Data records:
/---

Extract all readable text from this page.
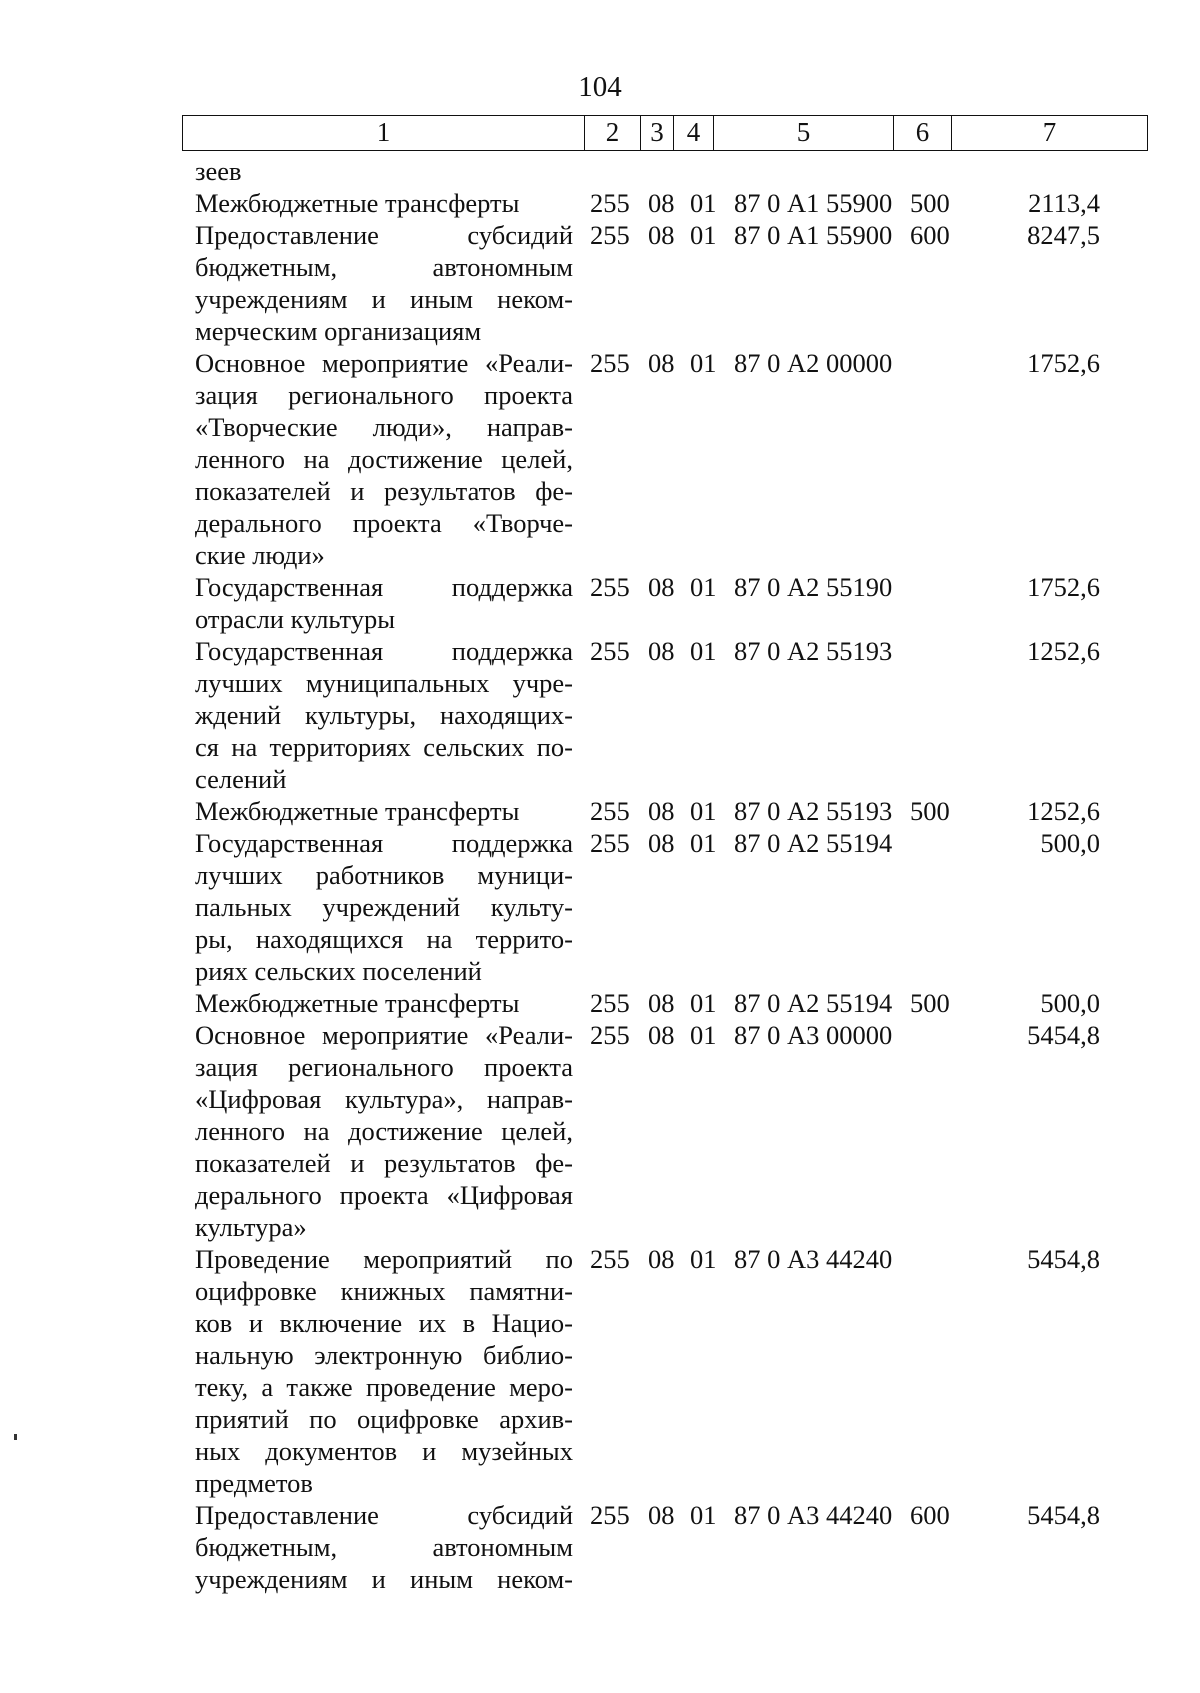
104
1	2	3 4	5	6	7
зеев
Межбюджетные трансферты	255 08 01 87 0 А1 55900 500	2113,4
Предоставление субсидий
бюджетным, автономным
учреждениям и иным неком-
мерческим организациям
255 08 01 87 0 А1 55900 600	8247,5
Основное мероприятие «Реали-
зация регионального проекта
«Творческие люди», направ-
ленного на достижение целей,
показателей и результатов фе-
дерального проекта «Творче-
ские люди»
255 08 01 87 0 А2 00000	1752,6
Государственная поддержка
отрасли культуры
255 08 01 87 0 А2 55190	1752,6
Государственная поддержка
лучших муниципальных учре-
ждений культуры, находящих-
ся на территориях сельских по-
селений
255 08 01 87 0 А2 55193	1252,6
Межбюджетные трансферты	255 08 01 87 0 А2 55193 500	1252,6
Государственная поддержка
лучших работников муници-
пальных учреждений культу-
ры, находящихся на террито-
риях сельских поселений
255 08 01 87 0 А2 55194	500,0
Межбюджетные трансферты	255 08 01 87 0 А2 55194 500	500,0
Основное мероприятие «Реали-
зация регионального проекта
«Цифровая культура», направ-
ленного на достижение целей,
показателей и результатов фе-
дерального проекта «Цифровая
культура»
255 08 01 87 0 А3 00000	5454,8
Проведение мероприятий по
оцифровке книжных памятни-
ков и включение их в Нацио-
нальную электронную библио-
теку, а также проведение меро-
приятий по оцифровке архив-
ных документов и музейных
предметов
255 08 01 87 0 А3 44240	5454,8
Предоставление субсидий
бюджетным, автономным
учреждениям и иным неком-
255 08 01 87 0 А3 44240 600	5454,8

\---

Copy every line in the listing above where the string "культура" turns up.

«Цифровая культура», направ-
культура»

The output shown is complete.